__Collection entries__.

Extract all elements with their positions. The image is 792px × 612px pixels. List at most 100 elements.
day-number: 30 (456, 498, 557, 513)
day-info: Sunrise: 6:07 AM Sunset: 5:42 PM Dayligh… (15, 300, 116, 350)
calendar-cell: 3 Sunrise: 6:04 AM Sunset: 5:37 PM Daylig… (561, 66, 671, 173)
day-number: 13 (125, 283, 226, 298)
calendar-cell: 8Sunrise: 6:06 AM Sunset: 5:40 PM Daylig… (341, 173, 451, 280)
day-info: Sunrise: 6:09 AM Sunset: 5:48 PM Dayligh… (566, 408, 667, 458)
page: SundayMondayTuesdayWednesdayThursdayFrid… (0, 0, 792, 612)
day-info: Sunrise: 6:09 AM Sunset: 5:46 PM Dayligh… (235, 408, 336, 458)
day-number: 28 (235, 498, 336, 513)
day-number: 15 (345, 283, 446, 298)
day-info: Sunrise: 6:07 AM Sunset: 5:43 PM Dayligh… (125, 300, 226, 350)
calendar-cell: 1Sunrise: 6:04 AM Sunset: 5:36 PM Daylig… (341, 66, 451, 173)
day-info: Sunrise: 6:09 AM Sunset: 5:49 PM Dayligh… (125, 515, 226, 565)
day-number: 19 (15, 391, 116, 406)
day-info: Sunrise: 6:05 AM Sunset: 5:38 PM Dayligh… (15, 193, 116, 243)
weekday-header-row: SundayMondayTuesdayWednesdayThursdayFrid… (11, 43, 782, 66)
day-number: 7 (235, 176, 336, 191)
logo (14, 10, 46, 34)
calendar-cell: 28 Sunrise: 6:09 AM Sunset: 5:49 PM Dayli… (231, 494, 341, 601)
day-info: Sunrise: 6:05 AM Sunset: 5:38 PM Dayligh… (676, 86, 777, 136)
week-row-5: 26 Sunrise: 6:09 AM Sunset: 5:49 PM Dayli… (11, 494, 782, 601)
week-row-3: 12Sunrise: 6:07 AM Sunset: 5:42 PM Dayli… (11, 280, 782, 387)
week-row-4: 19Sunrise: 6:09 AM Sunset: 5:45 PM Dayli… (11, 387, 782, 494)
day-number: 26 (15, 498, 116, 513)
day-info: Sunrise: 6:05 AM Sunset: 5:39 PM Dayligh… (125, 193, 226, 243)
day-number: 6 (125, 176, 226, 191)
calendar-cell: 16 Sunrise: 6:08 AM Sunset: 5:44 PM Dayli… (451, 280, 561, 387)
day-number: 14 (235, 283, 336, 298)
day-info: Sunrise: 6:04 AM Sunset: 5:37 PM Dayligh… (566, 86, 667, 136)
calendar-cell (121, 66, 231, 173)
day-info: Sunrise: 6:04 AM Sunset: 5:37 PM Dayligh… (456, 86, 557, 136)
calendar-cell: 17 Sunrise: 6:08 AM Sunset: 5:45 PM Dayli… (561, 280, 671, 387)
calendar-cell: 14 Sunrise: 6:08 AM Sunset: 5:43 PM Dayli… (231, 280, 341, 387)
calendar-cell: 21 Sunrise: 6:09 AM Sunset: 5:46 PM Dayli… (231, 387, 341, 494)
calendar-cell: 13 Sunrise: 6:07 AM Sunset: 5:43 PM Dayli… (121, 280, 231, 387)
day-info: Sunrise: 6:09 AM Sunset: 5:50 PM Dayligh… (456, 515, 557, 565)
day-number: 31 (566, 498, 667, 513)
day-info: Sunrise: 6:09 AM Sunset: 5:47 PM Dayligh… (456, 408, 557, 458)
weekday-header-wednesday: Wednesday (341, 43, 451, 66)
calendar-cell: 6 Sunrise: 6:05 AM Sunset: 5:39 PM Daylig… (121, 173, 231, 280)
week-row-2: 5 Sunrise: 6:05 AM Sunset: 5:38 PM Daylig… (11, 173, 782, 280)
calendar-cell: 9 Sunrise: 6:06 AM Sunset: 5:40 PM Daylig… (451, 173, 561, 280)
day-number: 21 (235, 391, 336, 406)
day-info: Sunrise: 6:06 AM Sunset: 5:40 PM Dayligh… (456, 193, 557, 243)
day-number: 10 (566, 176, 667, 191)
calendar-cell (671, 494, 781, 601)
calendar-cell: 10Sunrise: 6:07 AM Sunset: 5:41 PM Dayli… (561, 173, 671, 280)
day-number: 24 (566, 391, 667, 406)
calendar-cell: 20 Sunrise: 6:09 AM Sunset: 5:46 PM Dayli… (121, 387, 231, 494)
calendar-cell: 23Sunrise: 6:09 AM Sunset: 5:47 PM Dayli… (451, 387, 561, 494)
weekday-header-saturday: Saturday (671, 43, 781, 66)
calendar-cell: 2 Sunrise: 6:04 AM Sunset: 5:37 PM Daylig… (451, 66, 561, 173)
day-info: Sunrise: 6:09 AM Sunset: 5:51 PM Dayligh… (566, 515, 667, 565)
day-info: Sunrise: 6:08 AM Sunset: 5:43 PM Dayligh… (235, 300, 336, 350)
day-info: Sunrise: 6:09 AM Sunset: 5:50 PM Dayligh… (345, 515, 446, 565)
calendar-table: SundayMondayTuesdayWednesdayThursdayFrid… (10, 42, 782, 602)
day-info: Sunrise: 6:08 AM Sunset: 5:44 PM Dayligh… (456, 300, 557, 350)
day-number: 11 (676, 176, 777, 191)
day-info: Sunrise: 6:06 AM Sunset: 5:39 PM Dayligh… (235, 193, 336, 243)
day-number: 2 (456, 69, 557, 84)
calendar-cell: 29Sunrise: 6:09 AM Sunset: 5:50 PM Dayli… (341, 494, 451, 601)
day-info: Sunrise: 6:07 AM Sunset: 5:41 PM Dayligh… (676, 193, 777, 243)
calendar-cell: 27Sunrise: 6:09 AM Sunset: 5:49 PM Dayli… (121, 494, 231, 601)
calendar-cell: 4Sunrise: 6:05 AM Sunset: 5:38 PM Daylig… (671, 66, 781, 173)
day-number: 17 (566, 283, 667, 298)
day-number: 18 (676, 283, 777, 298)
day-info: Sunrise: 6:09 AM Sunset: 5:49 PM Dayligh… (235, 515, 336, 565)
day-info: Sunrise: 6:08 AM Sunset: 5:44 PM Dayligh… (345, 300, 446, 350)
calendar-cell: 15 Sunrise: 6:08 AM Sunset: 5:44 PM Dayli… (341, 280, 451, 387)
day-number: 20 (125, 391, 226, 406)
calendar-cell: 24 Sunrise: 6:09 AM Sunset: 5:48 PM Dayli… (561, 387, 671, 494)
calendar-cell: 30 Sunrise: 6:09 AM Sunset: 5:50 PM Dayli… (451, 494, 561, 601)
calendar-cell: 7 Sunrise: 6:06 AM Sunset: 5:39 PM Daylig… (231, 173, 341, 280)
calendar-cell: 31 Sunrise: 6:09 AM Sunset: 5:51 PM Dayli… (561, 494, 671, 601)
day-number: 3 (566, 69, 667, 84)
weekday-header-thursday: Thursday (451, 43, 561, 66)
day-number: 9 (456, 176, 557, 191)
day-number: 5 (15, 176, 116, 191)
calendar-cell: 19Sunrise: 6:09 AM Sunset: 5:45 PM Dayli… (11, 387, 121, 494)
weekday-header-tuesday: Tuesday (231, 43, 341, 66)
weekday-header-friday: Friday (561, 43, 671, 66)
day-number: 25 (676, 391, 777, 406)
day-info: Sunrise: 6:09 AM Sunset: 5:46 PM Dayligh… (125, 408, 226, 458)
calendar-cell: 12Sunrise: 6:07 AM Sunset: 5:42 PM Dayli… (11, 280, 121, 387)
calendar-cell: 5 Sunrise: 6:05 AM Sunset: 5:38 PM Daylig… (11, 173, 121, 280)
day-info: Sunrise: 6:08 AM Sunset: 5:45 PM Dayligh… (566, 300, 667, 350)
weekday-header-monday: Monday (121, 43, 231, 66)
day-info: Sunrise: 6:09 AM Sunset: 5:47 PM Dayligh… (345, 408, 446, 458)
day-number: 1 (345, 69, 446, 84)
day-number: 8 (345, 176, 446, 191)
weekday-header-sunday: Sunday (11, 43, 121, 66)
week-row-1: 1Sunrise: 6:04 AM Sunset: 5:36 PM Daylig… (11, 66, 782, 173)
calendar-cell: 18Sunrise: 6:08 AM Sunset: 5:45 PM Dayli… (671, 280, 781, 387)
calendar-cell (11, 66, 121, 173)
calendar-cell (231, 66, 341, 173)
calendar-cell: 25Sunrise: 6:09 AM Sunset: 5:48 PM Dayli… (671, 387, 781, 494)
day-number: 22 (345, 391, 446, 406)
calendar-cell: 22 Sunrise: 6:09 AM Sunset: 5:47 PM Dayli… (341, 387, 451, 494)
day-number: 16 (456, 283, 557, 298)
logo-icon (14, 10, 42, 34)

__Written task__. Pull out every line of the records above that contains the string "weekday", treating uppercase and lowercase as different.

__Reply to the exercise__.
weekday-header-row: SundayMondayTuesdayWednesdayThursdayFrid… (11, 43, 782, 66)
weekday-header-wednesday: Wednesday (341, 43, 451, 66)
weekday-header-saturday: Saturday (671, 43, 781, 66)
weekday-header-thursday: Thursday (451, 43, 561, 66)
weekday-header-tuesday: Tuesday (231, 43, 341, 66)
weekday-header-friday: Friday (561, 43, 671, 66)
weekday-header-monday: Monday (121, 43, 231, 66)
weekday-header-sunday: Sunday (11, 43, 121, 66)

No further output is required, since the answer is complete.